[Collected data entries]

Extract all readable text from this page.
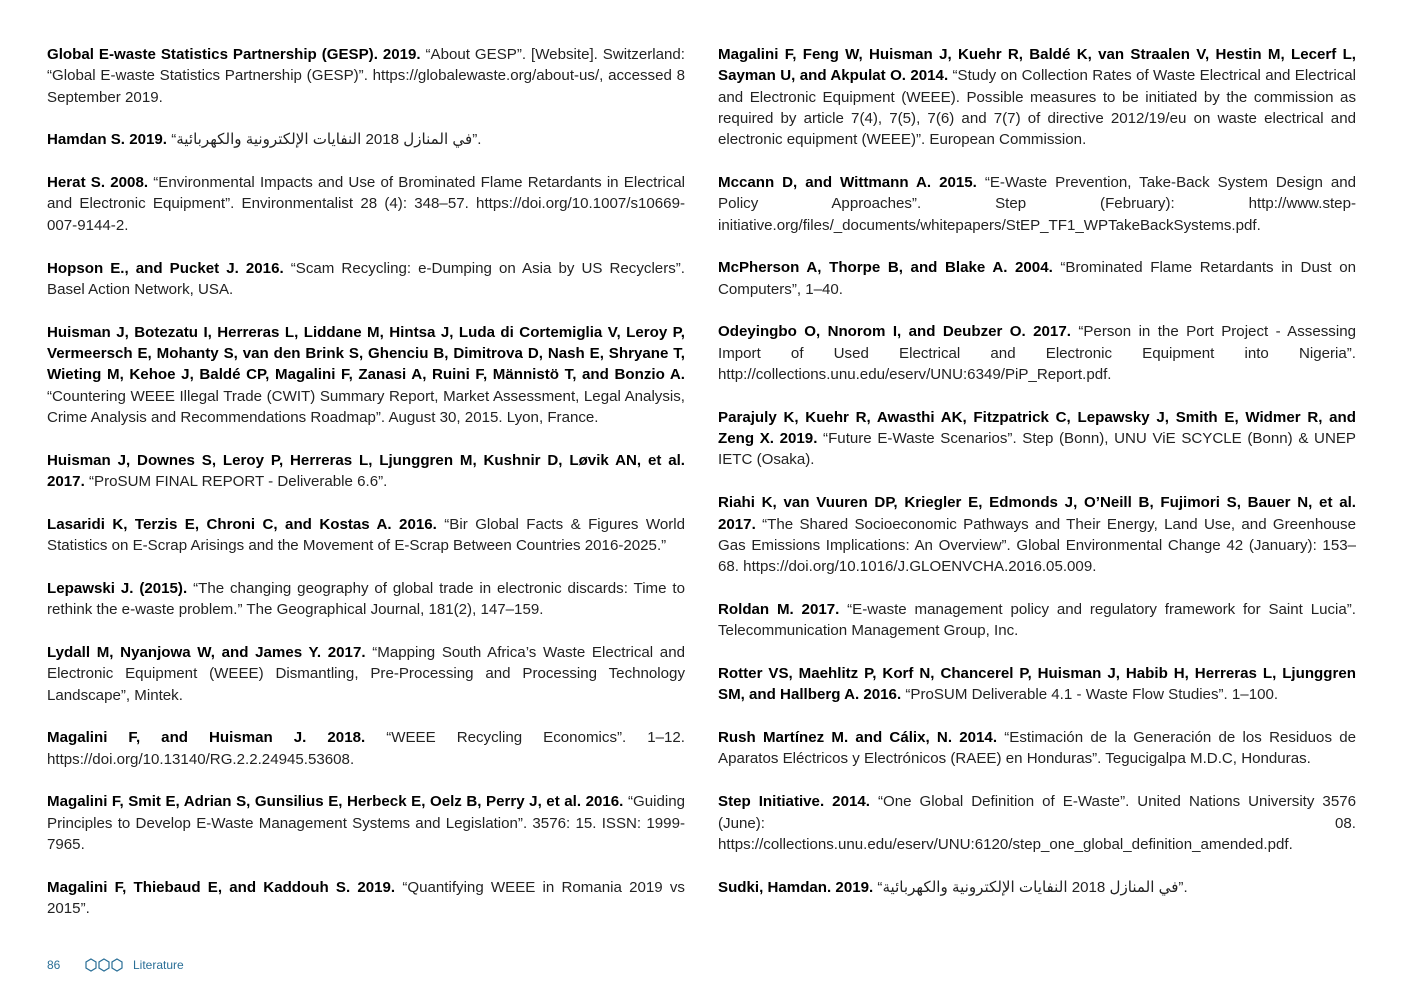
Global E-waste Statistics Partnership (GESP). 2019. “About GESP”. [Website]. Switzerland: “Global E-waste Statistics Partnership (GESP)”. https://globalewaste.org/about-us/, accessed 8 September 2019.

Hamdan S. 2019. “في المنازل 2018 النفايات الإلكترونية والكهربائية”.

Herat S. 2008. “Environmental Impacts and Use of Brominated Flame Retardants in Electrical and Electronic Equipment”. Environmentalist 28 (4): 348–57. https://doi.org/10.1007/s10669-007-9144-2.

Hopson E., and Pucket J. 2016. “Scam Recycling: e-Dumping on Asia by US Recyclers”. Basel Action Network, USA.

Huisman J, Botezatu I, Herreras L, Liddane M, Hintsa J, Luda di Cortemiglia V, Leroy P, Vermeersch E, Mohanty S, van den Brink S, Ghenciu B, Dimitrova D, Nash E, Shryane T, Wieting M, Kehoe J, Baldé CP, Magalini F, Zanasi A, Ruini F, Männistö T, and Bonzio A. “Countering WEEE Illegal Trade (CWIT) Summary Report, Market Assessment, Legal Analysis, Crime Analysis and Recommendations Roadmap”. August 30, 2015. Lyon, France.

Huisman J, Downes S, Leroy P, Herreras L, Ljunggren M, Kushnir D, Løvik AN, et al. 2017. “ProSUM FINAL REPORT - Deliverable 6.6”.

Lasaridi K, Terzis E, Chroni C, and Kostas A. 2016. “Bir Global Facts & Figures World Statistics on E-Scrap Arisings and the Movement of E-Scrap Between Countries 2016-2025.”

Lepawski J. (2015). “The changing geography of global trade in electronic discards: Time to rethink the e-waste problem.” The Geographical Journal, 181(2), 147–159.

Lydall M, Nyanjowa W, and James Y. 2017. “Mapping South Africa’s Waste Electrical and Electronic Equipment (WEEE) Dismantling, Pre-Processing and Processing Technology Landscape”, Mintek.

Magalini F, and Huisman J. 2018. “WEEE Recycling Economics”. 1–12. https://doi.org/10.13140/RG.2.2.24945.53608.

Magalini F, Smit E, Adrian S, Gunsilius E, Herbeck E, Oelz B, Perry J, et al. 2016. “Guiding Principles to Develop E-Waste Management Systems and Legislation”. 3576: 15. ISSN: 1999-7965.

Magalini F, Thiebaud E, and Kaddouh S. 2019. “Quantifying WEEE in Romania 2019 vs 2015”.

Magalini F, Feng W, Huisman J, Kuehr R, Baldé K, van Straalen V, Hestin M, Lecerf L, Sayman U, and Akpulat O. 2014. “Study on Collection Rates of Waste Electrical and Electrical and Electronic Equipment (WEEE). Possible measures to be initiated by the commission as required by article 7(4), 7(5), 7(6) and 7(7) of directive 2012/19/eu on waste electrical and electronic equipment (WEEE)”. European Commission.

Mccann D, and Wittmann A. 2015. “E-Waste Prevention, Take-Back System Design and Policy Approaches”. Step (February): http://www.step-initiative.org/files/_documents/whitepapers/StEP_TF1_WPTakeBackSystems.pdf.

McPherson A, Thorpe B, and Blake A. 2004. “Brominated Flame Retardants in Dust on Computers”, 1–40.

Odeyingbo O, Nnorom I, and Deubzer O. 2017. “Person in the Port Project - Assessing Import of Used Electrical and Electronic Equipment into Nigeria”. http://collections.unu.edu/eserv/UNU:6349/PiP_Report.pdf.

Parajuly K, Kuehr R, Awasthi AK, Fitzpatrick C, Lepawsky J, Smith E, Widmer R, and Zeng X. 2019. “Future E-Waste Scenarios”. Step (Bonn), UNU ViE SCYCLE (Bonn) & UNEP IETC (Osaka).

Riahi K, van Vuuren DP, Kriegler E, Edmonds J, O’Neill B, Fujimori S, Bauer N, et al. 2017. “The Shared Socioeconomic Pathways and Their Energy, Land Use, and Greenhouse Gas Emissions Implications: An Overview”. Global Environmental Change 42 (January): 153–68. https://doi.org/10.1016/J.GLOENVCHA.2016.05.009.

Roldan M. 2017. “E-waste management policy and regulatory framework for Saint Lucia”. Telecommunication Management Group, Inc.

Rotter VS, Maehlitz P, Korf N, Chancerel P, Huisman J, Habib H, Herreras L, Ljunggren SM, and Hallberg A. 2016. “ProSUM Deliverable 4.1 - Waste Flow Studies”. 1–100.

Rush Martínez M. and Cálix, N. 2014. “Estimación de la Generación de los Residuos de Aparatos Eléctricos y Electrónicos (RAEE) en Honduras”. Tegucigalpa M.D.C, Honduras.

Step Initiative. 2014. “One Global Definition of E-Waste”. United Nations University 3576 (June): 08. https://collections.unu.edu/eserv/UNU:6120/step_one_global_definition_amended.pdf.

Sudki, Hamdan. 2019. “في المنازل 2018 النفايات الإلكترونية والكهربائية”.

86	Literature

▸ PROBLEM STATEMENT:
Scan the lines for the string "https". Copy out each line that matches.

▸ REPLY TO THE EXERCISE:
Global E-waste Statistics Partnership (GESP). 2019. “About GESP”. [Website]. Switzerland: “Global E-waste Statistics Partnership (GESP)”. https://globalewaste.org/about-us/, accessed 8 September 2019.
Herat S. 2008. “Environmental Impacts and Use of Brominated Flame Retardants in Electrical and Electronic Equipment”. Environmentalist 28 (4): 348–57. https://doi.org/10.1007/s10669-007-9144-2.
Magalini F, and Huisman J. 2018. “WEEE Recycling Economics”. 1–12. https://doi.org/10.13140/RG.2.2.24945.53608.
Riahi K, van Vuuren DP, Kriegler E, Edmonds J, O’Neill B, Fujimori S, Bauer N, et al. 2017. “The Shared Socioeconomic Pathways and Their Energy, Land Use, and Greenhouse Gas Emissions Implications: An Overview”. Global Environmental Change 42 (January): 153–68. https://doi.org/10.1016/J.GLOENVCHA.2016.05.009.
Step Initiative. 2014. “One Global Definition of E-Waste”. United Nations University 3576 (June): 08. https://collections.unu.edu/eserv/UNU:6120/step_one_global_definition_amended.pdf.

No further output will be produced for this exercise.